**What you are asked to do:** Lines containing the word "соответствии" should be extracted in full.

Records from a data collection:
═══
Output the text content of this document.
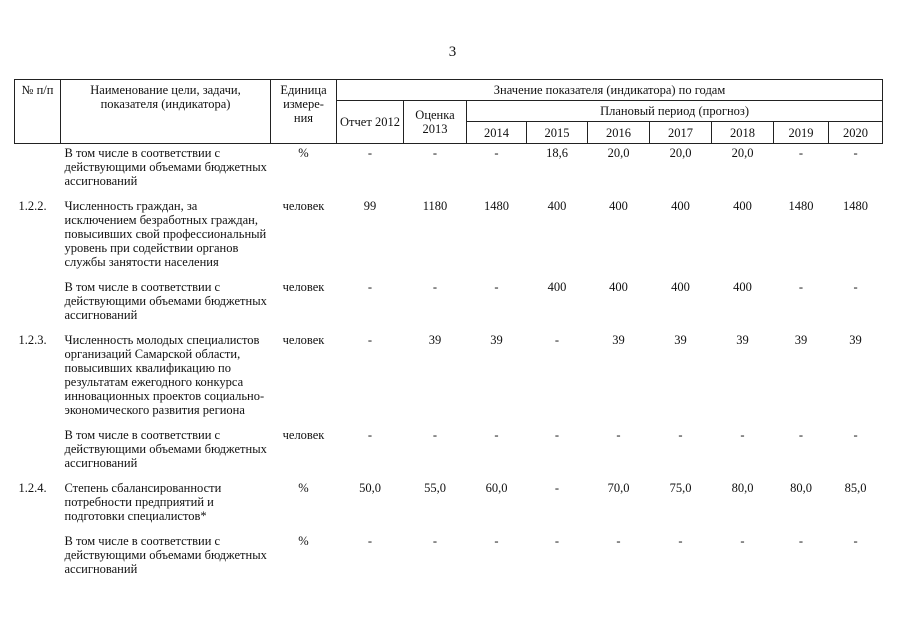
3
№ п/п	Наименование цели, задачи, показателя (индикатора)	Единица измере- ния	Значение показателя (индикатора) по годам								
			Отчет 2012	Оценка 2013	Плановый период (прогноз)						
					2014	2015	2016	2017	2018	2019	2020
	В том числе в соответствии с действующими объемами бюджетных ассигнований	%	-	-	-	18,6	20,0	20,0	20,0	-	-
1.2.2.	Численность граждан, за исключением безработных граждан, повысивших свой профессиональный уровень при содействии органов службы занятости населения	человек	99	1180	1480	400	400	400	400	1480	1480
	В том числе в соответствии с действующими объемами бюджетных ассигнований	человек	-	-	-	400	400	400	400	-	-
1.2.3.	Численность молодых специалистов организаций Самарской области, повысивших квалификацию по результатам ежегодного конкурса инновационных проектов социально-экономического развития региона	человек	-	39	39	-	39	39	39	39	39
	В том числе в соответствии с действующими объемами бюджетных ассигнований	человек	-	-	-	-	-	-	-	-	-
1.2.4.	Степень сбалансированности потребности предприятий и подготовки специалистов*	%	50,0	55,0	60,0	-	70,0	75,0	80,0	80,0	85,0
	В том числе в соответствии с действующими объемами бюджетных ассигнований	%	-	-	-	-	-	-	-	-	-
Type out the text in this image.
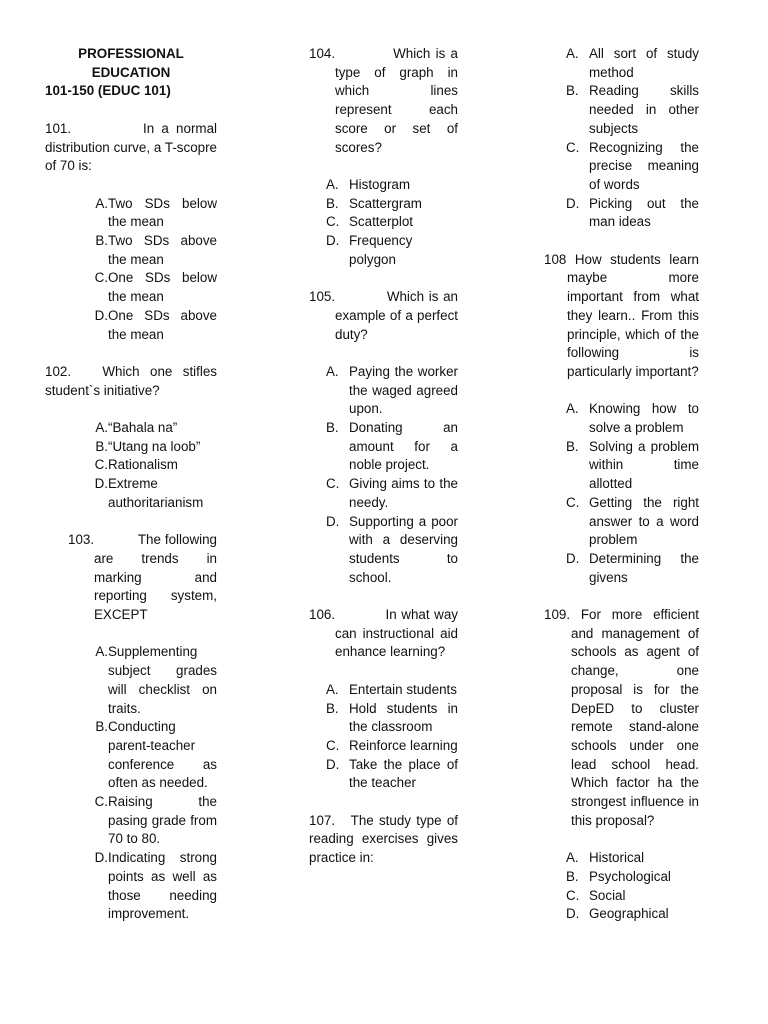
PROFESSIONAL

EDUCATION

101-150 (EDUC 101)

101.	In a normal distribution curve, a T-scopre of 70 is:

A. Two SDs below the mean
B. Two SDs above the mean
C. One SDs below the mean
D. One SDs above the mean

102. Which one stifles student`s initiative?

A. “Bahala na”
B. “Utang na loob”
C. Rationalism
D. Extreme authoritarianism

103.	The following are trends in marking and reporting system, EXCEPT

A. Supplementing subject grades will checklist on traits.
B. Conducting parent-teacher conference as often as needed.
C. Raising the pasing grade from 70 to 80.
D. Indicating strong points as well as those needing improvement.

104.	Which is a type of graph in which lines represent each score or set of scores?

A. Histogram
B. Scattergram
C. Scatterplot
D. Frequency polygon

105.	Which is an example of a perfect duty?

A. Paying the worker the waged agreed upon.
B. Donating an amount for a noble project.
C. Giving aims to the needy.
D. Supporting a poor with a deserving students to school.

106.	In what way can instructional aid enhance learning?

A. Entertain students
B. Hold students in the classroom
C. Reinforce learning
D. Take the place of the teacher

107. The study type of reading exercises gives practice in:

A. All sort of study method
B. Reading skills needed in other subjects
C. Recognizing the precise meaning of words
D. Picking out the man ideas

108 How students learn maybe more important from what they learn.. From this principle, which of the following is particularly important?

A. Knowing how to solve a problem
B. Solving a problem within time allotted
C. Getting the right answer to a word problem
D. Determining the givens

109. For more efficient and management of schools as agent of change, one proposal is for the DepED to cluster remote stand-alone schools under one lead school head. Which factor ha the strongest influence in this proposal?

A. Historical
B. Psychological
C. Social
D. Geographical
═══
**Task output:**
	В том числе в соответствии с действующими объемами бюджетных ассигнований	%	-	-	-	18,6	20,0	20,0	20,0	-	-
	В том числе в соответствии с действующими объемами бюджетных ассигнований	человек	-	-	-	400	400	400	400	-	-
	В том числе в соответствии с действующими объемами бюджетных ассигнований	человек	-	-	-	-	-	-	-	-	-
	В том числе в соответствии с действующими объемами бюджетных ассигнований	%	-	-	-	-	-	-	-	-	-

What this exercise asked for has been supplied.